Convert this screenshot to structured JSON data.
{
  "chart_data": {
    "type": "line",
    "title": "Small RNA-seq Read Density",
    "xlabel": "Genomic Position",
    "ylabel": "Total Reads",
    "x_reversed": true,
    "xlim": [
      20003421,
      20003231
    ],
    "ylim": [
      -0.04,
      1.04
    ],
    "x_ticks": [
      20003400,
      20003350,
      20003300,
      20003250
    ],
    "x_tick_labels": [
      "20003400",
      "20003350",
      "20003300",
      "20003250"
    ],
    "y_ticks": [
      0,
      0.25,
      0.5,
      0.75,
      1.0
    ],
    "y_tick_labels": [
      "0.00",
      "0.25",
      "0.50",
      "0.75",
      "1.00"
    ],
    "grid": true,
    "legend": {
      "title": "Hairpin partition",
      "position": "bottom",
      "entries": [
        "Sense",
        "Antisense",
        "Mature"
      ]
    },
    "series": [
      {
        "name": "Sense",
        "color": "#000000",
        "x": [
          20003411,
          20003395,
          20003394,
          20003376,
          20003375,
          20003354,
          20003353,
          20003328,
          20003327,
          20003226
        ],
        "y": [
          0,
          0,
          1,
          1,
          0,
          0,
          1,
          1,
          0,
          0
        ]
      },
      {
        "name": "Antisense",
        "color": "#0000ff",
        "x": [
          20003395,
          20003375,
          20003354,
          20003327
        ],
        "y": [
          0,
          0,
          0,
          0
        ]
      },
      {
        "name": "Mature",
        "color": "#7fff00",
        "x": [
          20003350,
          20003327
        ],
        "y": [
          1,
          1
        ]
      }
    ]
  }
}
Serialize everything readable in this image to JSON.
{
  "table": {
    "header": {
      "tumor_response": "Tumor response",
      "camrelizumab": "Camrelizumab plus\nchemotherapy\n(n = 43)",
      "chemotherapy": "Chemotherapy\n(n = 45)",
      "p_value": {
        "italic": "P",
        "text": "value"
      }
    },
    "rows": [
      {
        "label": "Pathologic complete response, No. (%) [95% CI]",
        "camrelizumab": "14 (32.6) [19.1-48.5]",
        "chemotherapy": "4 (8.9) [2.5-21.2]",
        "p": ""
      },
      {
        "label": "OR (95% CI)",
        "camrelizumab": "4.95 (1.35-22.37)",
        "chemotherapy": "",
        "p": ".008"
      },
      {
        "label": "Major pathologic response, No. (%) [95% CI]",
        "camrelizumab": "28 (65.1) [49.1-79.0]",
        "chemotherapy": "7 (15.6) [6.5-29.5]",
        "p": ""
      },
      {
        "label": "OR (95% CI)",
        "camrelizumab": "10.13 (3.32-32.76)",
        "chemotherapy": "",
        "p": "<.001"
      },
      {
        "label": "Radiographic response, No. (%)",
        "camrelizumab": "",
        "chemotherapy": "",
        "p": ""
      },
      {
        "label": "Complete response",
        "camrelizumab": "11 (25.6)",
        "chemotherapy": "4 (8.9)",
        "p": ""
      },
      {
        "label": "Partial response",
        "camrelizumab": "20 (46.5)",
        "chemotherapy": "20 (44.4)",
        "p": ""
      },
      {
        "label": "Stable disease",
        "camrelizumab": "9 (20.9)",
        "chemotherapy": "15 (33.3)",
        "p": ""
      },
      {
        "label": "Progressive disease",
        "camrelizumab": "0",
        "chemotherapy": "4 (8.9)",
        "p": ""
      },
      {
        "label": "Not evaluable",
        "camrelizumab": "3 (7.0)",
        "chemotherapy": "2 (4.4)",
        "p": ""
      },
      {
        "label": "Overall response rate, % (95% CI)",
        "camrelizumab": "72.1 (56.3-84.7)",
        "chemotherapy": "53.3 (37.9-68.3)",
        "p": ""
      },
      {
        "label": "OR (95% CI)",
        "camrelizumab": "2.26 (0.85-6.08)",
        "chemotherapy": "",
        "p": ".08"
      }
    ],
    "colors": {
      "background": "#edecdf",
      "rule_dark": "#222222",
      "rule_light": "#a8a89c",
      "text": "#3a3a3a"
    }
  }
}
★ ★ ★
Write the whole listing out again. Keep every line exactly as it is.

*Solution to this exercise:*
Convert this screenshot to structured JSON data.
{
  "chart_data": {
    "type": "line",
    "title": "Small RNA-seq Read Density",
    "xlabel": "Genomic Position",
    "ylabel": "Total Reads",
    "x_reversed": true,
    "xlim": [
      20003421,
      20003231
    ],
    "ylim": [
      -0.04,
      1.04
    ],
    "x_ticks": [
      20003400,
      20003350,
      20003300,
      20003250
    ],
    "x_tick_labels": [
      "20003400",
      "20003350",
      "20003300",
      "20003250"
    ],
    "y_ticks": [
      0,
      0.25,
      0.5,
      0.75,
      1.0
    ],
    "y_tick_labels": [
      "0.00",
      "0.25",
      "0.50",
      "0.75",
      "1.00"
    ],
    "grid": true,
    "legend": {
      "title": "Hairpin partition",
      "position": "bottom",
      "entries": [
        "Sense",
        "Antisense",
        "Mature"
      ]
    },
    "series": [
      {
        "name": "Sense",
        "color": "#000000",
        "x": [
          20003411,
          20003395,
          20003394,
          20003376,
          20003375,
          20003354,
          20003353,
          20003328,
          20003327,
          20003226
        ],
        "y": [
          0,
          0,
          1,
          1,
          0,
          0,
          1,
          1,
          0,
          0
        ]
      },
      {
        "name": "Antisense",
        "color": "#0000ff",
        "x": [
          20003395,
          20003375,
          20003354,
          20003327
        ],
        "y": [
          0,
          0,
          0,
          0
        ]
      },
      {
        "name": "Mature",
        "color": "#7fff00",
        "x": [
          20003350,
          20003327
        ],
        "y": [
          1,
          1
        ]
      }
    ]
  }
}
Serialize everything readable in this image to JSON.
{
  "table": {
    "header": {
      "tumor_response": "Tumor response",
      "camrelizumab": "Camrelizumab plus\nchemotherapy\n(n = 43)",
      "chemotherapy": "Chemotherapy\n(n = 45)",
      "p_value": {
        "italic": "P",
        "text": "value"
      }
    },
    "rows": [
      {
        "label": "Pathologic complete response, No. (%) [95% CI]",
        "camrelizumab": "14 (32.6) [19.1-48.5]",
        "chemotherapy": "4 (8.9) [2.5-21.2]",
        "p": ""
      },
      {
        "label": "OR (95% CI)",
        "camrelizumab": "4.95 (1.35-22.37)",
        "chemotherapy": "",
        "p": ".008"
      },
      {
        "label": "Major pathologic response, No. (%) [95% CI]",
        "camrelizumab": "28 (65.1) [49.1-79.0]",
        "chemotherapy": "7 (15.6) [6.5-29.5]",
        "p": ""
      },
      {
        "label": "OR (95% CI)",
        "camrelizumab": "10.13 (3.32-32.76)",
        "chemotherapy": "",
        "p": "<.001"
      },
      {
        "label": "Radiographic response, No. (%)",
        "camrelizumab": "",
        "chemotherapy": "",
        "p": ""
      },
      {
        "label": "Complete response",
        "camrelizumab": "11 (25.6)",
        "chemotherapy": "4 (8.9)",
        "p": ""
      },
      {
        "label": "Partial response",
        "camrelizumab": "20 (46.5)",
        "chemotherapy": "20 (44.4)",
        "p": ""
      },
      {
        "label": "Stable disease",
        "camrelizumab": "9 (20.9)",
        "chemotherapy": "15 (33.3)",
        "p": ""
      },
      {
        "label": "Progressive disease",
        "camrelizumab": "0",
        "chemotherapy": "4 (8.9)",
        "p": ""
      },
      {
        "label": "Not evaluable",
        "camrelizumab": "3 (7.0)",
        "chemotherapy": "2 (4.4)",
        "p": ""
      },
      {
        "label": "Overall response rate, % (95% CI)",
        "camrelizumab": "72.1 (56.3-84.7)",
        "chemotherapy": "53.3 (37.9-68.3)",
        "p": ""
      },
      {
        "label": "OR (95% CI)",
        "camrelizumab": "2.26 (0.85-6.08)",
        "chemotherapy": "",
        "p": ".08"
      }
    ],
    "colors": {
      "background": "#edecdf",
      "rule_dark": "#222222",
      "rule_light": "#a8a89c",
      "text": "#3a3a3a"
    }
  }
}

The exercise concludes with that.